- **WHAT YOU WILL DO**:
Will you write out the data exactly, excluding every picture?

◇ ◇ ◇ ◇

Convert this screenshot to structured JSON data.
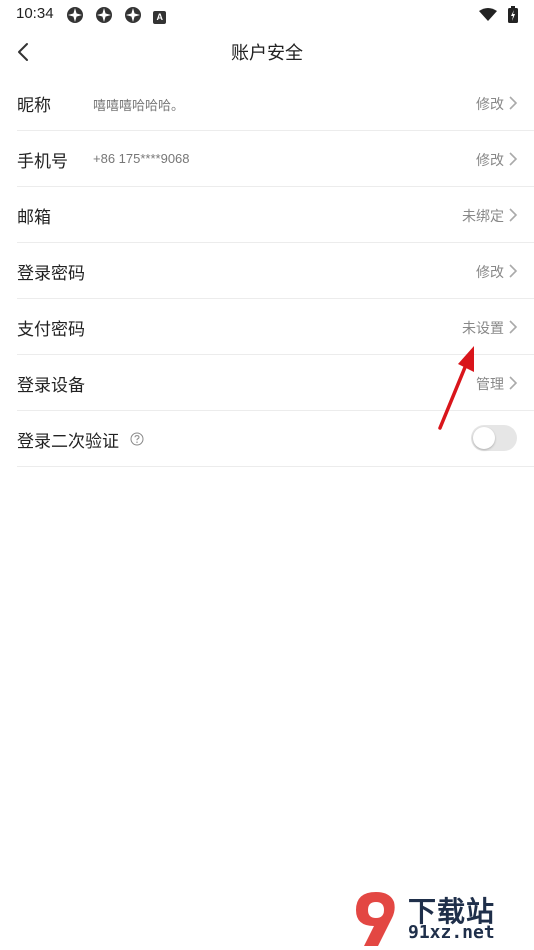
{
  "status_bar": {
    "time": "10:34",
    "notification_icons": [
      "app-notification-icon",
      "app-notification-icon",
      "app-notification-icon",
      "a-notification-icon"
    ],
    "a_icon_text": "A"
  },
  "header": {
    "title": "账户安全"
  },
  "rows": [
    {
      "label": "昵称",
      "value": "嘻嘻嘻哈哈哈。",
      "action": "修改"
    },
    {
      "label": "手机号",
      "value": "+86 175****9068",
      "action": "修改"
    },
    {
      "label": "邮箱",
      "value": "",
      "action": "未绑定"
    },
    {
      "label": "登录密码",
      "value": "",
      "action": "修改"
    },
    {
      "label": "支付密码",
      "value": "",
      "action": "未设置"
    },
    {
      "label": "登录设备",
      "value": "",
      "action": "管理"
    },
    {
      "label": "登录二次验证",
      "help_icon": "question-circle-icon",
      "toggle_on": false
    }
  ],
  "colors": {
    "annotation_arrow": "#d9151b",
    "watermark_red": "#e0332f",
    "watermark_dark": "#1f2f4a"
  },
  "watermark": {
    "cn": "下载站",
    "en": "91xz.net"
  }
}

◇ ◇ ◇ ◇

- **ANSWER BELOW**:
Convert this screenshot to structured JSON data.
{
  "status_bar": {
    "time": "10:34",
    "notification_icons": [
      "app-notification-icon",
      "app-notification-icon",
      "app-notification-icon",
      "a-notification-icon"
    ],
    "a_icon_text": "A"
  },
  "header": {
    "title": "账户安全"
  },
  "rows": [
    {
      "label": "昵称",
      "value": "嘻嘻嘻哈哈哈。",
      "action": "修改"
    },
    {
      "label": "手机号",
      "value": "+86 175****9068",
      "action": "修改"
    },
    {
      "label": "邮箱",
      "value": "",
      "action": "未绑定"
    },
    {
      "label": "登录密码",
      "value": "",
      "action": "修改"
    },
    {
      "label": "支付密码",
      "value": "",
      "action": "未设置"
    },
    {
      "label": "登录设备",
      "value": "",
      "action": "管理"
    },
    {
      "label": "登录二次验证",
      "help_icon": "question-circle-icon",
      "toggle_on": false
    }
  ],
  "colors": {
    "annotation_arrow": "#d9151b",
    "watermark_red": "#e0332f",
    "watermark_dark": "#1f2f4a"
  },
  "watermark": {
    "cn": "下载站",
    "en": "91xz.net"
  }
}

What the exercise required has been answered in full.